Extracted data entries:
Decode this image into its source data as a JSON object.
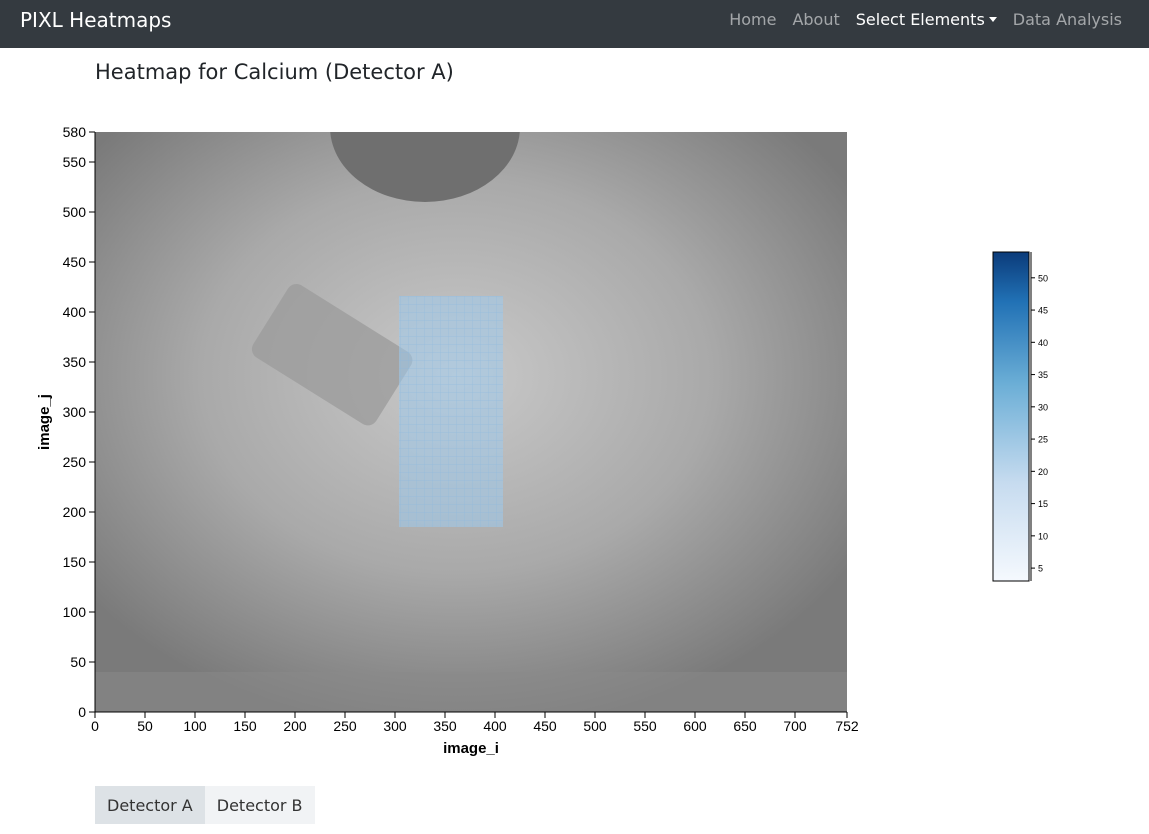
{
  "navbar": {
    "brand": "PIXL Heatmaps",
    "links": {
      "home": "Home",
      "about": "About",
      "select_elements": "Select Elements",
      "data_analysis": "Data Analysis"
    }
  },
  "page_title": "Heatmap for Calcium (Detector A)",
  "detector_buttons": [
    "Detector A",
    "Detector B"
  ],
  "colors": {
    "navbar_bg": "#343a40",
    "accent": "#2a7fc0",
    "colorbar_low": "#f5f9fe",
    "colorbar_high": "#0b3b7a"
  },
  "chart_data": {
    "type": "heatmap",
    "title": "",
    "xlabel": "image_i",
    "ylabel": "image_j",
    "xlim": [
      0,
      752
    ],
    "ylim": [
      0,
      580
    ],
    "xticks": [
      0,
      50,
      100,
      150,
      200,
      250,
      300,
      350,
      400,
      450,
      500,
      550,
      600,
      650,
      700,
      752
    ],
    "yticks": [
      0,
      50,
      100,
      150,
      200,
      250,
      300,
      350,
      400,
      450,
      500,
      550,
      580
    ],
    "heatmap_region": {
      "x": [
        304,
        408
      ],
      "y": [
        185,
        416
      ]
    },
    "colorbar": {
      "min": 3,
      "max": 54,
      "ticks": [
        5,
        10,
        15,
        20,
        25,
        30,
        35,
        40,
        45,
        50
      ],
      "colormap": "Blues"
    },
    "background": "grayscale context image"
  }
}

--

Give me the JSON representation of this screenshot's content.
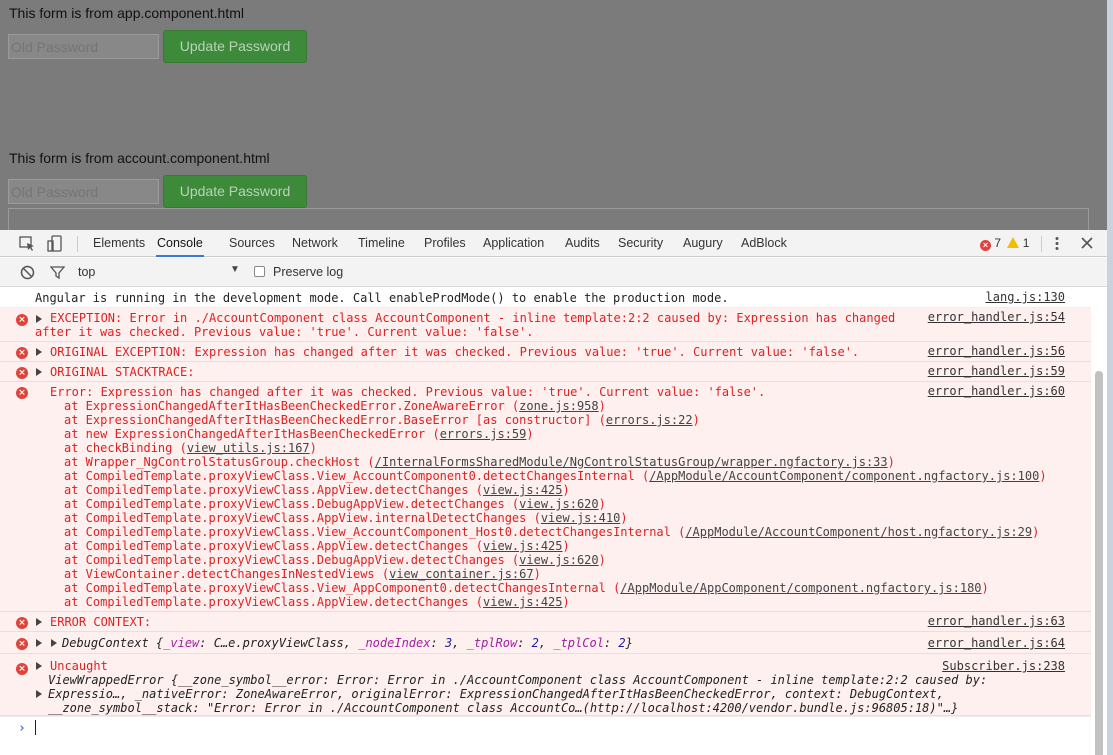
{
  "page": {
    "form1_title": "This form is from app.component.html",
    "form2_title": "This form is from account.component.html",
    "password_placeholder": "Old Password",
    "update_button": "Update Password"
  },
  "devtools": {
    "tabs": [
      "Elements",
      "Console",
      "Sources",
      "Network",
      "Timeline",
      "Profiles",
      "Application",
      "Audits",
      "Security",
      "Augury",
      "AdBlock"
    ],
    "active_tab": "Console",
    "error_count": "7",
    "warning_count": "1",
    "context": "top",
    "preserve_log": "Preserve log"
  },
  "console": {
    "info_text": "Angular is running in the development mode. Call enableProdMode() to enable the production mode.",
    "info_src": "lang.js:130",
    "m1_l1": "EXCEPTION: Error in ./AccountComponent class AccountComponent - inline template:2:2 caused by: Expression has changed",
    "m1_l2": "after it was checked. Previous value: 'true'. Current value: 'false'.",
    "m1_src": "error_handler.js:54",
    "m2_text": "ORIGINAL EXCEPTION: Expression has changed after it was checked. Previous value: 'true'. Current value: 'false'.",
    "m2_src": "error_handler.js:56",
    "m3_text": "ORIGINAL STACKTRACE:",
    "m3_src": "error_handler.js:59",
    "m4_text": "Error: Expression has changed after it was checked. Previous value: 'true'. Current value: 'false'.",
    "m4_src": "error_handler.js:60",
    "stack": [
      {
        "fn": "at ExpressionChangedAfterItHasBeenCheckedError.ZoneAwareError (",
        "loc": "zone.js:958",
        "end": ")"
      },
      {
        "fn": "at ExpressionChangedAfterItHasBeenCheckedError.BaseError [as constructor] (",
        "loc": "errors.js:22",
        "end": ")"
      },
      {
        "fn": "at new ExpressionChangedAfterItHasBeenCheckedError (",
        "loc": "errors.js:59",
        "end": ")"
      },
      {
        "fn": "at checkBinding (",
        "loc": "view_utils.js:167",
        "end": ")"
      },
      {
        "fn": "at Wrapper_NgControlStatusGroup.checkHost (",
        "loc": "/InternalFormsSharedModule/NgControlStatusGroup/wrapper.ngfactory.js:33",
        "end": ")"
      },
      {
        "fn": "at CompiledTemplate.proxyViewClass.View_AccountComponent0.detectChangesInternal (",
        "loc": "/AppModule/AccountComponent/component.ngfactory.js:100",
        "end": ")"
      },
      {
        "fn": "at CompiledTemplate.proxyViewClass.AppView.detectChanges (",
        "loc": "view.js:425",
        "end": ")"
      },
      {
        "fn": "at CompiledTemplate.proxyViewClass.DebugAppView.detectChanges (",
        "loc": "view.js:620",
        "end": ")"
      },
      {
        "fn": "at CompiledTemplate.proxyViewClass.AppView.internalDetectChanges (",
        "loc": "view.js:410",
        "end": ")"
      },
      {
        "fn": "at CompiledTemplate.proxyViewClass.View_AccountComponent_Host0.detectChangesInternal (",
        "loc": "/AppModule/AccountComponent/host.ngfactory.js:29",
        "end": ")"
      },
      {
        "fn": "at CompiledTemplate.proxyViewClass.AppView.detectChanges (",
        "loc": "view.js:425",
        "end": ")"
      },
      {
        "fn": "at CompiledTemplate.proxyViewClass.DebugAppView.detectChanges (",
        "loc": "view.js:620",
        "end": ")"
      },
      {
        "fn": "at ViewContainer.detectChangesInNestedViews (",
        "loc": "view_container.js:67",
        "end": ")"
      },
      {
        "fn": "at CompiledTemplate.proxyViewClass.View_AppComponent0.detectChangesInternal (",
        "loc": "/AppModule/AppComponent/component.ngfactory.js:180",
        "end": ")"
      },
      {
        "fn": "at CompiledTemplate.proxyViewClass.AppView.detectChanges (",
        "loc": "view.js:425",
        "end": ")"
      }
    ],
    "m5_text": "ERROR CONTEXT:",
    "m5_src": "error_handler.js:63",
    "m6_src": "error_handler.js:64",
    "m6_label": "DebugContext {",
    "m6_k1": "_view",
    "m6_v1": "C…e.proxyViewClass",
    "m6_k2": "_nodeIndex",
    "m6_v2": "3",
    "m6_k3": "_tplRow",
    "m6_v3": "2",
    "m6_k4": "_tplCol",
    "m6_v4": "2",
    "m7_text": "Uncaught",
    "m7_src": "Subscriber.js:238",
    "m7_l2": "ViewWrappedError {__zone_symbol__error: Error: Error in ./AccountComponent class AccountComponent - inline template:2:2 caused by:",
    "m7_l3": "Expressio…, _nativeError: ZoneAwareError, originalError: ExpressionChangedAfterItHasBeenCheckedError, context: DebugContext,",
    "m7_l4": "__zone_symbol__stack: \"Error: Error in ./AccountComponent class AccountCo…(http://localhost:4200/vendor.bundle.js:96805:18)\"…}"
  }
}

| Exercise description |
Count the lines of the listing above that include the word "detectChangesInternal" and state the total with nothing else.

| Answer to this problem |
3